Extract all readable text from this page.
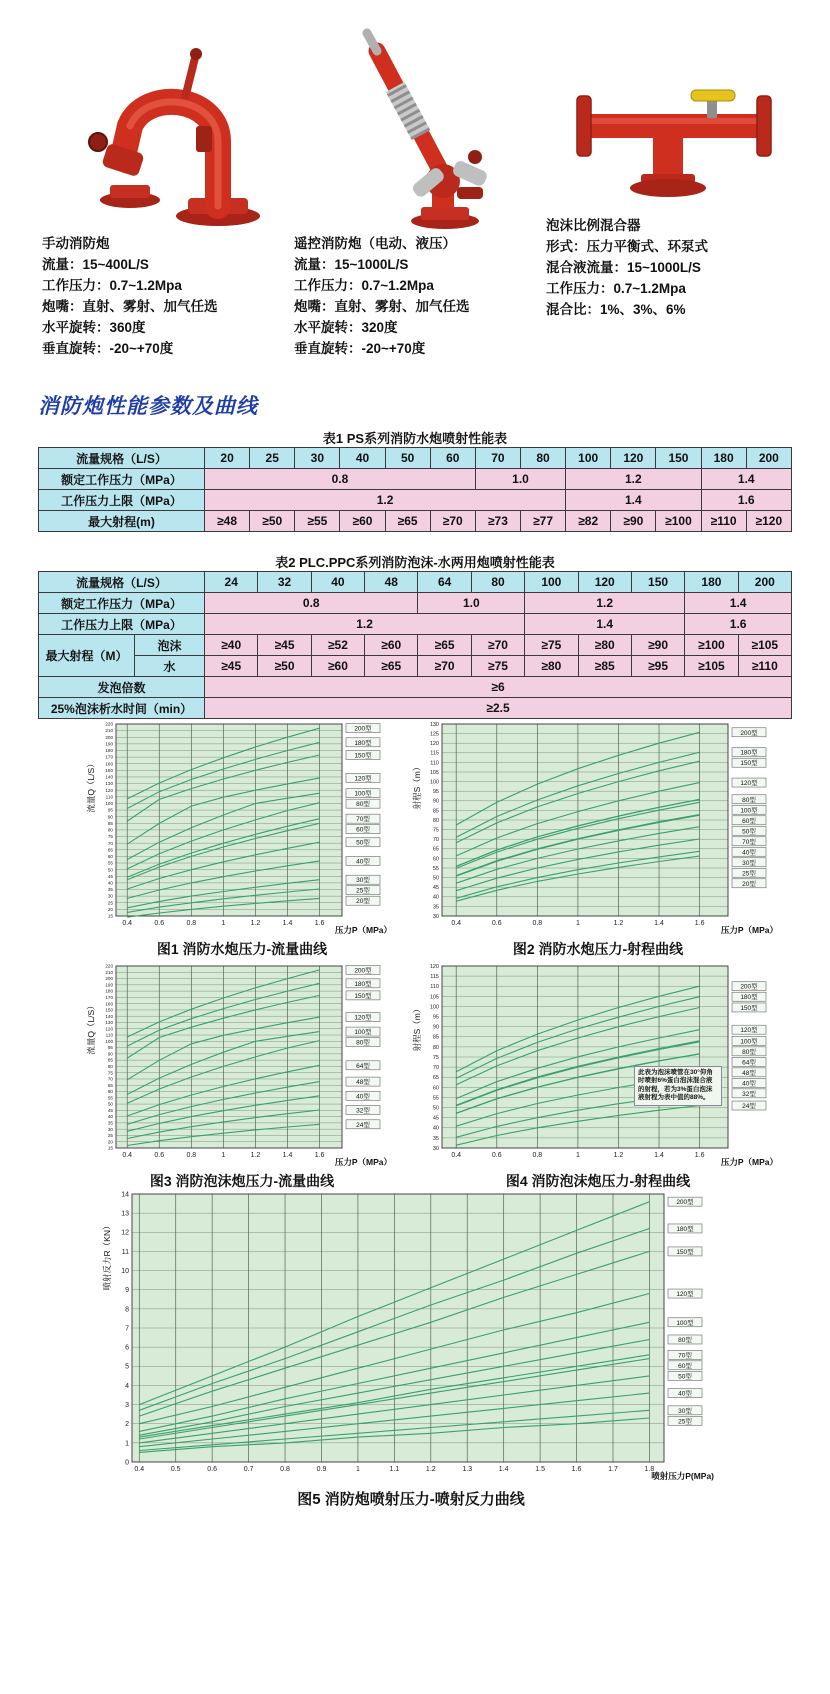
手动消防炮
流量：15~400L/S
工作压力：0.7~1.2Mpa
炮嘴：直射、雾射、加气任选
水平旋转：360度
垂直旋转：-20~+70度
遥控消防炮（电动、液压）
流量：15~1000L/S
工作压力：0.7~1.2Mpa
炮嘴：直射、雾射、加气任选
水平旋转：320度
垂直旋转：-20~+70度
泡沫比例混合器
形式：压力平衡式、环泵式
混合液流量：15~1000L/S
工作压力：0.7~1.2Mpa
混合比：1%、3%、6%
消防炮性能参数及曲线
表1 PS系列消防水炮喷射性能表
流量规格（L/S）	20	25	30	40	50	60	70	80	100	120	150	180	200
额定工作压力（MPa）	0.8						1.0		1.2			1.4	
工作压力上限（MPa）	1.2								1.4			1.6	
最大射程(m)	≥48	≥50	≥55	≥60	≥65	≥70	≥73	≥77	≥82	≥90	≥100	≥110	≥120
表2 PLC.PPC系列消防泡沫-水两用炮喷射性能表
流量规格（L/S）		24	32	40	48	64	80	100	120	150	180	200
额定工作压力（MPa）		0.8				1.0		1.2			1.4	
工作压力上限（MPa）		1.2						1.4			1.6	
最大射程（M）	泡沫	≥40	≥45	≥52	≥60	≥65	≥70	≥75	≥80	≥90	≥100	≥105
	水	≥45	≥50	≥60	≥65	≥70	≥75	≥80	≥85	≥95	≥105	≥110
发泡倍数		≥6										
25%泡沫析水时间（min）		≥2.5										
220
210
200
190
180
170
160
150
140
130
120
110
100
95
90
85
80
75
70
65
60
55
50
45
40
35
30
25
20
15
0.4	0.6	0.8	1	1.2	1.4	1.6
200型
180型
150型
120型
100型
80型
70型
60型
50型
40型
30型
25型
20型
流量Q（L/S）
压力P（MPa）
图1 消防水炮压力-流量曲线
130
125
120
115
110
105
100
95
90
85
80
75
70
65
60
55
50
45
40
35
30
0.4	0.6	0.8	1	1.2	1.4	1.6
200型
180型
150型
120型
80型
100型
60型
50型
70型
40型
30型
25型
20型
射程S（m）
压力P（MPa）
图2 消防水炮压力-射程曲线
220
210
200
190
180
170
160
150
140
130
120
110
100
95
90
85
80
75
70
65
60
55
50
45
40
35
30
25
20
15
0.4	0.6	0.8	1	1.2	1.4	1.6
200型
180型
150型
120型
100型
80型
64型
48型
40型
32型
24型
流量Q（L/S）
压力P（MPa）
图3 消防泡沫炮压力-流量曲线
120
115
110
105
100
95
90
85
80
75
70
65
60
55
50
45
40
35
30
0.4	0.6	0.8	1	1.2	1.4	1.6
200型
180型
150型
120型
100型
80型
64型
48型
40型
32型
24型
射程S（m）
压力P（MPa）
此表为泡沫喷管在30°仰角时喷射6%蛋白泡沫混合液的射程，若为3%蛋白泡沫液射程为表中值的88%。
图4 消防泡沫炮压力-射程曲线
14
13
12
11
10
9
8
7
6
5
4
3
2
1
0
0.4	0.5	0.6	0.7	0.8	0.9	1	1.1	1.2	1.3	1.4	1.5	1.6	1.7	1.8
200型
180型
150型
120型
100型
80型
70型
60型
50型
40型
30型
25型
喷射反力R（KN）
喷射压力P(MPa)
图5 消防炮喷射压力-喷射反力曲线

* [Work to be completed]: Every line of the data above should be quoted exactly. Omit the pictures.

* [Result for this exercise]:
Extract all readable text from this page.
手动消防炮
流量：15~400L/S
工作压力：0.7~1.2Mpa
炮嘴：直射、雾射、加气任选
水平旋转：360度
垂直旋转：-20~+70度
遥控消防炮（电动、液压）
流量：15~1000L/S
工作压力：0.7~1.2Mpa
炮嘴：直射、雾射、加气任选
水平旋转：320度
垂直旋转：-20~+70度
泡沫比例混合器
形式：压力平衡式、环泵式
混合液流量：15~1000L/S
工作压力：0.7~1.2Mpa
混合比：1%、3%、6%
消防炮性能参数及曲线
表1 PS系列消防水炮喷射性能表
流量规格（L/S）	20	25	30	40	50	60	70	80	100	120	150	180	200
额定工作压力（MPa）	0.8						1.0		1.2			1.4	
工作压力上限（MPa）	1.2								1.4			1.6	
最大射程(m)	≥48	≥50	≥55	≥60	≥65	≥70	≥73	≥77	≥82	≥90	≥100	≥110	≥120
表2 PLC.PPC系列消防泡沫-水两用炮喷射性能表
流量规格（L/S）		24	32	40	48	64	80	100	120	150	180	200
额定工作压力（MPa）		0.8				1.0		1.2			1.4	
工作压力上限（MPa）		1.2						1.4			1.6	
最大射程（M）	泡沫	≥40	≥45	≥52	≥60	≥65	≥70	≥75	≥80	≥90	≥100	≥105
	水	≥45	≥50	≥60	≥65	≥70	≥75	≥80	≥85	≥95	≥105	≥110
发泡倍数		≥6										
25%泡沫析水时间（min）		≥2.5										
220
210
200
190
180
170
160
150
140
130
120
110
100
95
90
85
80
75
70
65
60
55
50
45
40
35
30
25
20
15
0.4	0.6	0.8	1	1.2	1.4	1.6
200型
180型
150型
120型
100型
80型
70型
60型
50型
40型
30型
25型
20型
流量Q（L/S）
压力P（MPa）
图1 消防水炮压力-流量曲线
130
125
120
115
110
105
100
95
90
85
80
75
70
65
60
55
50
45
40
35
30
0.4	0.6	0.8	1	1.2	1.4	1.6
200型
180型
150型
120型
80型
100型
60型
50型
70型
40型
30型
25型
20型
射程S（m）
压力P（MPa）
图2 消防水炮压力-射程曲线
220
210
200
190
180
170
160
150
140
130
120
110
100
95
90
85
80
75
70
65
60
55
50
45
40
35
30
25
20
15
0.4	0.6	0.8	1	1.2	1.4	1.6
200型
180型
150型
120型
100型
80型
64型
48型
40型
32型
24型
流量Q（L/S）
压力P（MPa）
图3 消防泡沫炮压力-流量曲线
120
115
110
105
100
95
90
85
80
75
70
65
60
55
50
45
40
35
30
0.4	0.6	0.8	1	1.2	1.4	1.6
200型
180型
150型
120型
100型
80型
64型
48型
40型
32型
24型
射程S（m）
压力P（MPa）
此表为泡沫喷管在30°仰角时喷射6%蛋白泡沫混合液的射程，若为3%蛋白泡沫液射程为表中值的88%。
图4 消防泡沫炮压力-射程曲线
14
13
12
11
10
9
8
7
6
5
4
3
2
1
0
0.4	0.5	0.6	0.7	0.8	0.9	1	1.1	1.2	1.3	1.4	1.5	1.6	1.7	1.8
200型
180型
150型
120型
100型
80型
70型
60型
50型
40型
30型
25型
喷射反力R（KN）
喷射压力P(MPa)
图5 消防炮喷射压力-喷射反力曲线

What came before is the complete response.